- **Tekst**
______

6.1.1 In beroep heeft KPN aangevoerd dat OPTA, zonder zich uit te laten over het kostentoerekeningssysteem van KPN, niet kan beoordelen of haar tarieven al dan niet op kosten zijn georiënteerd. De rechtbank heeft deze beroepsgrond verworpen met verwijzing naar haar uitspraak van 11 augustus 2005 inzake BaByXL. In haar aanvullend hoger beroepschrift tegen de rechtbankuitspraak inzake BaByXL heeft KPN beargumenteerd waarom de rechtbank de beroepsgrond van KPN over de rol van het kostentoerekeningssysteem in haar uitspraak ten onrechte heeft verworpen. Om dezelfde redenen kan KPN zich niet verenigen met de verwerping van deze beroepsgrond in de thans aangevallen uitspraak.

______

- **Gegevensblok**
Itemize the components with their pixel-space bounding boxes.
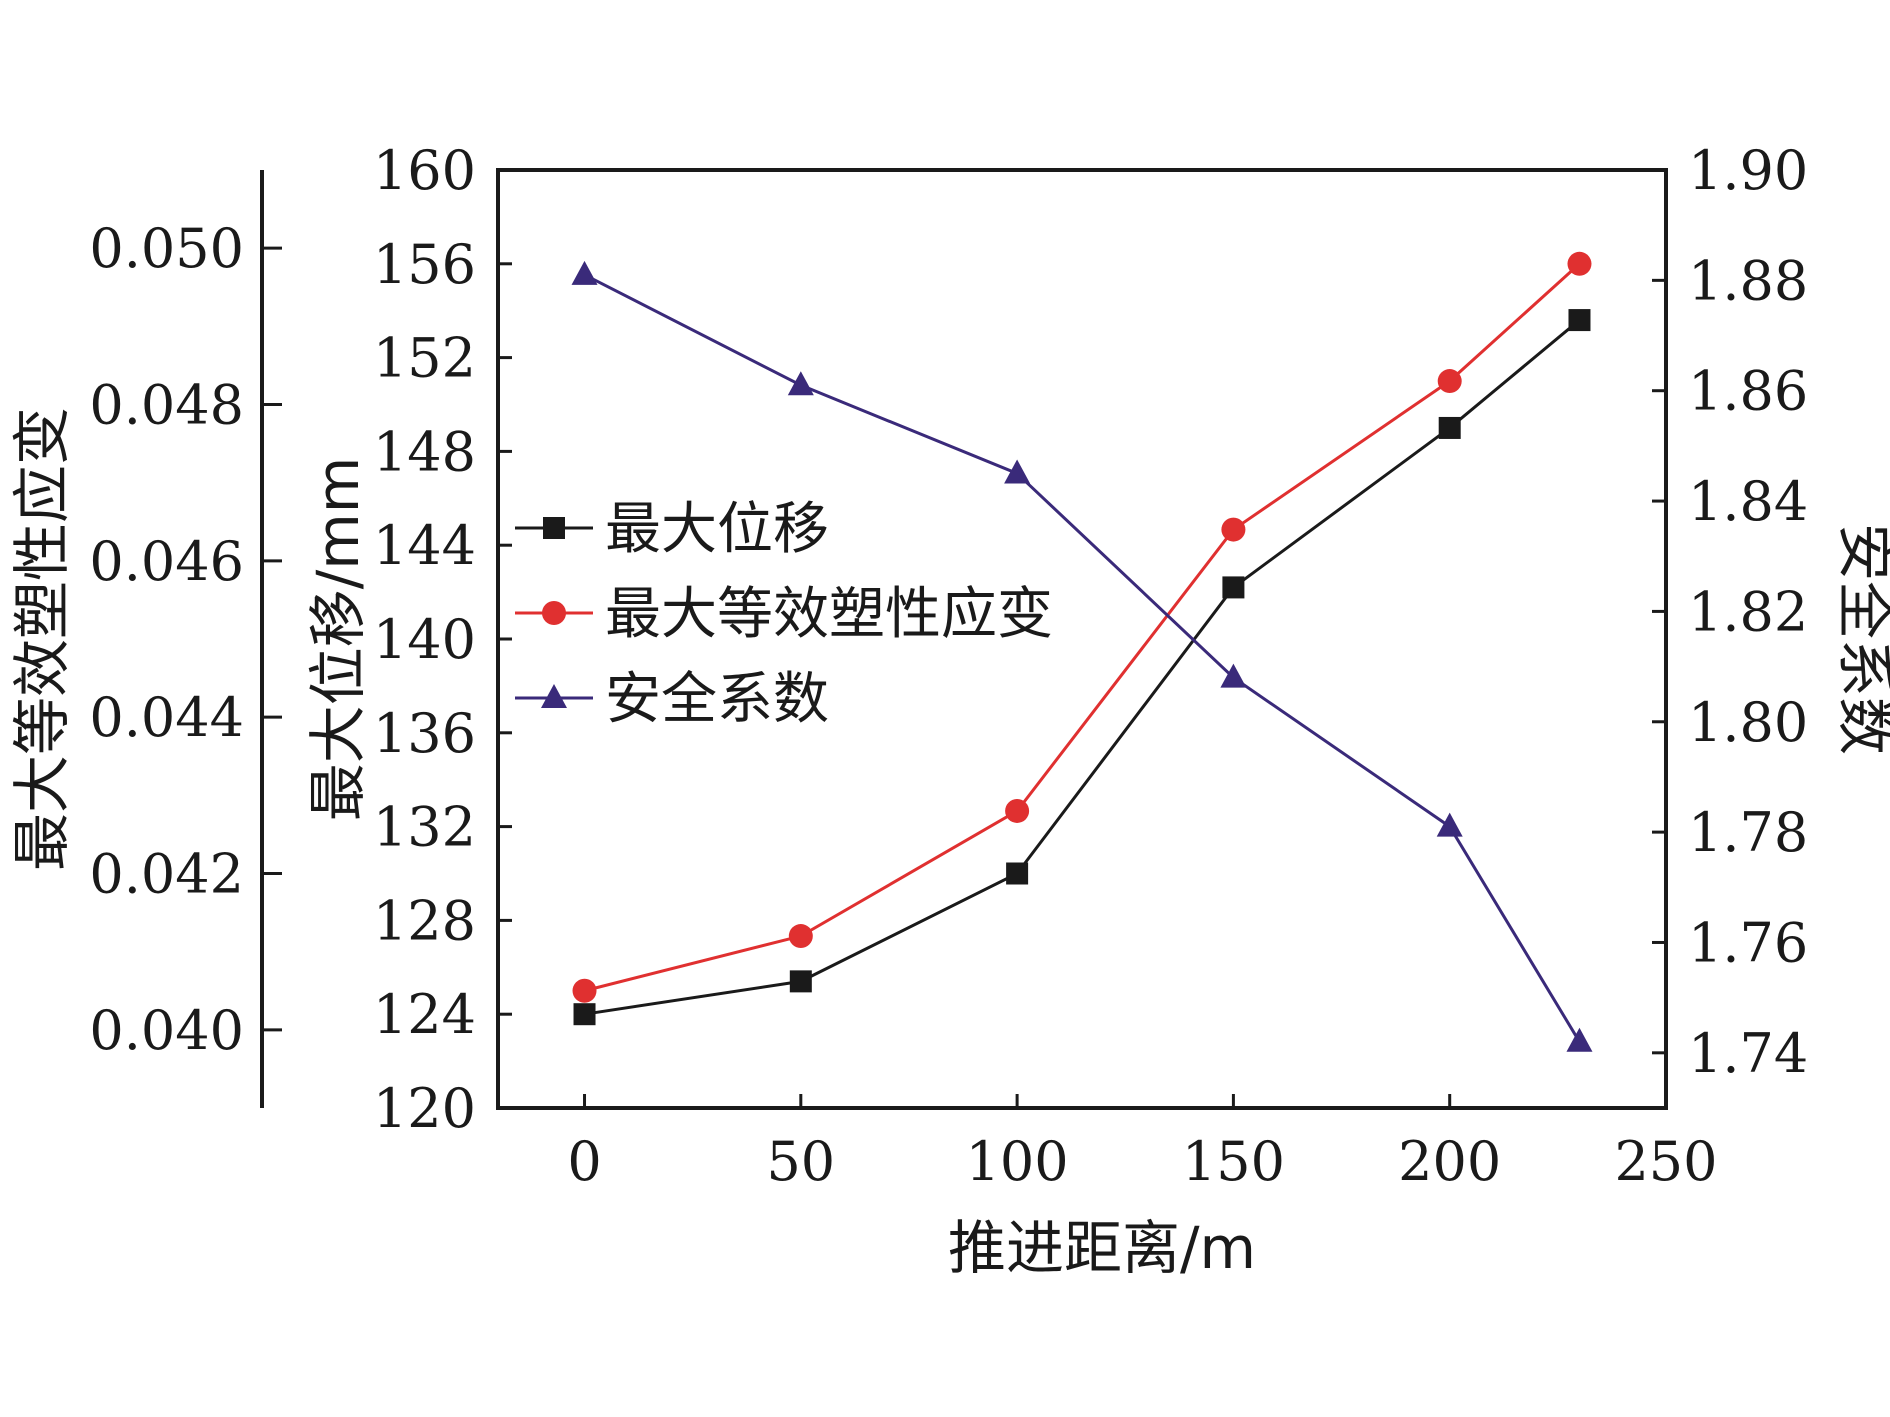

______

- **Opdrachten**
1. Naar welke uitspraak verwees de rechtbank volgens de tekst over het beroep van KPN bij het verwerpen van de beroepsgrond?
2. Neem het gedeelte van de tekst over het beroep van KPN tussen "6.1.1 In beroep" en "thans aangevallen uitspraak.", beide inbegrepen, opnieuw op en verruil daarin "beroepsgrond" voor "grief".
3. Schrijf een vervolg op de tekst over het beroep van KPN, aansluitend op de laatste zin.
Het overzicht is voor deze opdrachten niet nodig.

- **Antwoorden**
1. Naar haar uitspraak van 11 augustus 2005 inzake BaByXL.

2.
6.1.1 In beroep heeft KPN aangevoerd dat OPTA, zonder zich uit te laten over het kostentoerekeningssysteem van KPN, niet kan beoordelen of haar tarieven al dan niet op kosten zijn georiënteerd. De rechtbank heeft deze grief verworpen met verwijzing naar haar uitspraak van 11 augustus 2005 inzake BaByXL. In haar aanvullend hoger beroepschrift tegen de rechtbankuitspraak inzake BaByXL heeft KPN beargumenteerd waarom de rechtbank de grief van KPN over de rol van het kostentoerekeningssysteem in haar uitspraak ten onrechte heeft verworpen. Om dezelfde redenen kan KPN zich niet verenigen met de verwerping van deze grief in de thans aangevallen uitspraak.

3.
6.1.2 In beroep heeft KPN aangevoerd dat OPTA niet bevoegd is in restitutiezaken, nu het een vordering naar burgerlijk recht betreft ten aanzien waarvan de burgerlijke rechter ingevolge artikel 112, eerste lid, Grondwet exclusief bevoegd is. De rechtbank heeft deze grief ten onrechte verworpen.
In haar besluiten van 13 april 2004 (primair besluit) en 28 juli 2004 (besluit op bezwaar) heeft OPTA een verzoek van MCI om KPN te dwingen tot restitutie van vergoedingen voor spectraalmanagement afgewezen. OPTA heeft hiertoe overwogen dat, indien sprake blijkt te zijn van onverschuldigde betaling, de betreffende geldsom voor de civiele rechter kan worden teruggevorderd.
Blijkens artikel 15 Wet OPTA zijn OPTA geen bevoegdheden toegekend om een aanbieder op te dragen tot betaling van een geldsom uit hoofde van bijvoorbeeld onverschuldigde betaling, ongerechtvaardigde verrijking of onrechtmatige daad.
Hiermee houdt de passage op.